What needs to be done —
Going through the material below, please gather all lines with the word "JSON" in them.
(begin)
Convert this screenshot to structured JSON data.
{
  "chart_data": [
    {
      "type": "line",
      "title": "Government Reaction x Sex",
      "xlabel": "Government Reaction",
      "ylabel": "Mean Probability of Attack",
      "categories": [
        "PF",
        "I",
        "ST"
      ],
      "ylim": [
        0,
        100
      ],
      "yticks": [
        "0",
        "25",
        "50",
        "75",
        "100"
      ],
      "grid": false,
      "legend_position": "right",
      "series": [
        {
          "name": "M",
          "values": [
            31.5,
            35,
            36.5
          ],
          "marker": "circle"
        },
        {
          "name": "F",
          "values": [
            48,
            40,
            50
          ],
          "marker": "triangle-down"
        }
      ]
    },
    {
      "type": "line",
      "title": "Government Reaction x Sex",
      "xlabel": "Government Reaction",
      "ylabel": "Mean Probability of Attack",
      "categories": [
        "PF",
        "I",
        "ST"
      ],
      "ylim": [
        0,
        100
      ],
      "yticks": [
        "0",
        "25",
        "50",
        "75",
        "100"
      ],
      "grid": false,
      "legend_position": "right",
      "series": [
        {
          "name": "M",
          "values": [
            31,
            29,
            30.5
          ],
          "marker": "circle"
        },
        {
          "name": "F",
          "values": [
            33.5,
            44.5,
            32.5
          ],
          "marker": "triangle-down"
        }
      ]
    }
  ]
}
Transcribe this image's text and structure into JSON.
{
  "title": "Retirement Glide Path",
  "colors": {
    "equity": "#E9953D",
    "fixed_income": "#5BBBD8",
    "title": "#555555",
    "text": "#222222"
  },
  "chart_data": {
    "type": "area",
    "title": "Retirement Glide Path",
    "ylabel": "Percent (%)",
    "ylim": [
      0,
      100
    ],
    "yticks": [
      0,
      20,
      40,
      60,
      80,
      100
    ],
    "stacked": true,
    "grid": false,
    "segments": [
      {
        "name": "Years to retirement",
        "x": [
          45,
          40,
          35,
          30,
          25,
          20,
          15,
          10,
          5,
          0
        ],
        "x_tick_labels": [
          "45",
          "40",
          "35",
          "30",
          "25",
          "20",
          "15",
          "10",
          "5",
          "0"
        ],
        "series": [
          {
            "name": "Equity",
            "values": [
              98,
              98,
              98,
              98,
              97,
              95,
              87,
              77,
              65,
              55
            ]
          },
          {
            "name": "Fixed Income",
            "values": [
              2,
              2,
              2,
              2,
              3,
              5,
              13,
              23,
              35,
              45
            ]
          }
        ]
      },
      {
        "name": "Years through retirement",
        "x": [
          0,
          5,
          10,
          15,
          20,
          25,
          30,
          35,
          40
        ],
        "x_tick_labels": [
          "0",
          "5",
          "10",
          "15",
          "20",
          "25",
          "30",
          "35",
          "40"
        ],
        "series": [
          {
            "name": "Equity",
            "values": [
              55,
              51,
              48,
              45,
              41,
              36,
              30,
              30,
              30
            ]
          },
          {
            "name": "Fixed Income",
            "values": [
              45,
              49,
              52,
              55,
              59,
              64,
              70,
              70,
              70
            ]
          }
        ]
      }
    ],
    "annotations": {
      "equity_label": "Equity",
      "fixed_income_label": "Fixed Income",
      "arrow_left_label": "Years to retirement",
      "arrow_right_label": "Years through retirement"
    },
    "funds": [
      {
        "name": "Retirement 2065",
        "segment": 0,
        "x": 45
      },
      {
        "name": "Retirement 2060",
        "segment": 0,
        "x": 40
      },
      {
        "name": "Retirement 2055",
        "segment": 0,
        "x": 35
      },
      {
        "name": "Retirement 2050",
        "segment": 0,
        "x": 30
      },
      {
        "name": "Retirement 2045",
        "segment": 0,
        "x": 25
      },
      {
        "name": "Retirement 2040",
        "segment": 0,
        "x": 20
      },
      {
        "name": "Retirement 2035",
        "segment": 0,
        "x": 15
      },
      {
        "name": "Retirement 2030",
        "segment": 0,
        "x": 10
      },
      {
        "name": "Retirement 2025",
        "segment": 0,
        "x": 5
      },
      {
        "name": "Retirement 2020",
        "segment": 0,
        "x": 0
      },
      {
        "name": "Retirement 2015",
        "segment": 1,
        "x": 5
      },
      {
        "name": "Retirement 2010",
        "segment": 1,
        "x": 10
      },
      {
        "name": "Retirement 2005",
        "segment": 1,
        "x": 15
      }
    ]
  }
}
(end)
Task result —
Convert this screenshot to structured JSON data.
Transcribe this image's text and structure into JSON.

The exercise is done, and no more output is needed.